* _Short exercise_: Gather all lines containing the string "Bascom" and copy them out.

╭─ Extracted data

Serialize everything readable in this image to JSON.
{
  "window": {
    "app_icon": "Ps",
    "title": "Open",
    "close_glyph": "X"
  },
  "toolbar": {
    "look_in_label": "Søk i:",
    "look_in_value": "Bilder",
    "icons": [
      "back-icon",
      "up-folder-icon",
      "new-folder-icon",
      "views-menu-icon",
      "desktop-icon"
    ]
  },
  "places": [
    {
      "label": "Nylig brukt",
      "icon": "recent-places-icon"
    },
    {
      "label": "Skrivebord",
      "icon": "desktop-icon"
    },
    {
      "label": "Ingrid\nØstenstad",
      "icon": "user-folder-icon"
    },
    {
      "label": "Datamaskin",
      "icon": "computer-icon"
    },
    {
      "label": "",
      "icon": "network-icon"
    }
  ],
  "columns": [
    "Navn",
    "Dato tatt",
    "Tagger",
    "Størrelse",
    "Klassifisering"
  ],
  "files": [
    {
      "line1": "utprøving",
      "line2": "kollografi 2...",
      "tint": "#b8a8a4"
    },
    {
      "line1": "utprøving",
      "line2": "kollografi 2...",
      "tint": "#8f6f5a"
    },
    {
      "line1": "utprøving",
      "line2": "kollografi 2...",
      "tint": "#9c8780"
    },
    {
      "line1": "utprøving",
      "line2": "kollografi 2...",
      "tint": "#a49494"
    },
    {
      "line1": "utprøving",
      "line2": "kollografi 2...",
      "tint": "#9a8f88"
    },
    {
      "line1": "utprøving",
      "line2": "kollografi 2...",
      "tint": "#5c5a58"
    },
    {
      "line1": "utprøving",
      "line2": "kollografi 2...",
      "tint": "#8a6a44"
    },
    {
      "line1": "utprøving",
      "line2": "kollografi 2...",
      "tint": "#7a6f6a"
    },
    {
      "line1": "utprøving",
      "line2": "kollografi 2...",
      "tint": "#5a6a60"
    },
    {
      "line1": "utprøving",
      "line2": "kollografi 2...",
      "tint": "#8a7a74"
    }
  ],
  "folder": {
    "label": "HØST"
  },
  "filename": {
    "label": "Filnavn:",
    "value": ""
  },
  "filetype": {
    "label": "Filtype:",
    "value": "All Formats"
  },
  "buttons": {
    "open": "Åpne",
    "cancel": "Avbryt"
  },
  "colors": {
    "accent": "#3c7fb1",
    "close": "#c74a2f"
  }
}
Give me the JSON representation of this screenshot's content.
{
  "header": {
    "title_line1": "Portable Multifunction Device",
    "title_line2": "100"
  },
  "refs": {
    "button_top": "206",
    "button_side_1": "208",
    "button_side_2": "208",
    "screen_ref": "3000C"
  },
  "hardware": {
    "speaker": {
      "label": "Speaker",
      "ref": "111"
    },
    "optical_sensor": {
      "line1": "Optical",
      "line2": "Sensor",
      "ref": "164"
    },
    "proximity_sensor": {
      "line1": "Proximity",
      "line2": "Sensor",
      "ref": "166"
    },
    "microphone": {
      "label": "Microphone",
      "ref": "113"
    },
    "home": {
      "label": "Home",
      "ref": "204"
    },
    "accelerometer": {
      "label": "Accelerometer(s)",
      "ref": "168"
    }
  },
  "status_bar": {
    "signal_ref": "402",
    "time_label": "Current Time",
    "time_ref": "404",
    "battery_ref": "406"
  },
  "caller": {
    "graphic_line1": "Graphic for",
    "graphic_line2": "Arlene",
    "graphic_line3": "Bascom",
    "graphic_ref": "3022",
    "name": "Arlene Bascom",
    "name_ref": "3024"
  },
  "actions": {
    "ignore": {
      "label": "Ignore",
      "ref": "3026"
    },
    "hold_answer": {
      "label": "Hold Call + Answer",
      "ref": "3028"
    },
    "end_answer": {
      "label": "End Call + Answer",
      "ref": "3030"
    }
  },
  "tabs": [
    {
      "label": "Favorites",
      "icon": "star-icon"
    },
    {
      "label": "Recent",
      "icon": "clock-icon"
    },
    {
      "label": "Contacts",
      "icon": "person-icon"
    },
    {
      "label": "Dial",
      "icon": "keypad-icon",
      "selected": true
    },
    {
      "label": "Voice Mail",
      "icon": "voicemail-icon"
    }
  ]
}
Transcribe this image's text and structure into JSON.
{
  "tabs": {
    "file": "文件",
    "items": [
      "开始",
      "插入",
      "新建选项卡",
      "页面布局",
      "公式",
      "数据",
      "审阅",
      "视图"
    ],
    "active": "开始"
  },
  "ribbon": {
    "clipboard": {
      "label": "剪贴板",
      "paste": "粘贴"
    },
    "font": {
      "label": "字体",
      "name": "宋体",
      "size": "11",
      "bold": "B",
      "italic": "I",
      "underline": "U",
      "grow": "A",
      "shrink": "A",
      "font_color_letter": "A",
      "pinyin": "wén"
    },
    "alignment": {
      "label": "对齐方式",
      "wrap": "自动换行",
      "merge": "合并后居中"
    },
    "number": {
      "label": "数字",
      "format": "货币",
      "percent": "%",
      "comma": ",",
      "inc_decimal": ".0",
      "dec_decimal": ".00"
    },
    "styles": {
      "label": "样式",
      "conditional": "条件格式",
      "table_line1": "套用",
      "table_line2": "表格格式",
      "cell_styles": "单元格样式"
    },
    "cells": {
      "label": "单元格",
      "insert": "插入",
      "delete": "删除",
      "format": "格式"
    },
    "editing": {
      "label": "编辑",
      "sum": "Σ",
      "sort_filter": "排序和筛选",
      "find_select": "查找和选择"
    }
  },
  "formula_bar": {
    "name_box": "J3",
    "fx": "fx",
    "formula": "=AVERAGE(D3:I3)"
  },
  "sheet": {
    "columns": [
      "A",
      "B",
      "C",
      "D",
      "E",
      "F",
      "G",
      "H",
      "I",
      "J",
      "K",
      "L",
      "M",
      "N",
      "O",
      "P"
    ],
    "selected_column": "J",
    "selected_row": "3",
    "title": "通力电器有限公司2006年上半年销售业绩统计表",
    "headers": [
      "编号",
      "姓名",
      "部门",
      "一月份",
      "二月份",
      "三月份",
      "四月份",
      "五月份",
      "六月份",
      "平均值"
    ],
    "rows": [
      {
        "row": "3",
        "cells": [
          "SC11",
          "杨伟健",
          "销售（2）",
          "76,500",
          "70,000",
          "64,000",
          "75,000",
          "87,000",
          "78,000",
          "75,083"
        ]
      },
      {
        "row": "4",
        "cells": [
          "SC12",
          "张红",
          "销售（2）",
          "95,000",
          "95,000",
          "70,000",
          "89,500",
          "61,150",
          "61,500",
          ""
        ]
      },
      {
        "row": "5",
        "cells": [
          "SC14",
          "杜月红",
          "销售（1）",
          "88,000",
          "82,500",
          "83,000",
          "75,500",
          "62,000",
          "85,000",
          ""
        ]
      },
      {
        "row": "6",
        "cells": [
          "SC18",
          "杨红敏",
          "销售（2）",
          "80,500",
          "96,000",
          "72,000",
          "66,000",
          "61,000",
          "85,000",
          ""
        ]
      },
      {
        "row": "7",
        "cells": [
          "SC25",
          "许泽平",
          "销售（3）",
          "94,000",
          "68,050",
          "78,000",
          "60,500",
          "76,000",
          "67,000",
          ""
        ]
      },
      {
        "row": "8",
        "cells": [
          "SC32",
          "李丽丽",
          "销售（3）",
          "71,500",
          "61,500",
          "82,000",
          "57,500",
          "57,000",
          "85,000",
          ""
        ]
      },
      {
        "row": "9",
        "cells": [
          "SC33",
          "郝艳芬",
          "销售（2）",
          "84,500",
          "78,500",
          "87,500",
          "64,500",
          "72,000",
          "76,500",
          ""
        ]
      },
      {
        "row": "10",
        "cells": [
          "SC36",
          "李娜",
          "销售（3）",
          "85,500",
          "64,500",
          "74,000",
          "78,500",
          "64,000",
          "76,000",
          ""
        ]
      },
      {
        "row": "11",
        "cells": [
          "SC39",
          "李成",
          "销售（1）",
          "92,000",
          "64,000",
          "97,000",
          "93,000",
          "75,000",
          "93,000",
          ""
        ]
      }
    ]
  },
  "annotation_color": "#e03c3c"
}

╰─

* _Worked solution_:
    "graphic_line3": "Bascom",
    "name": "Arlene Bascom",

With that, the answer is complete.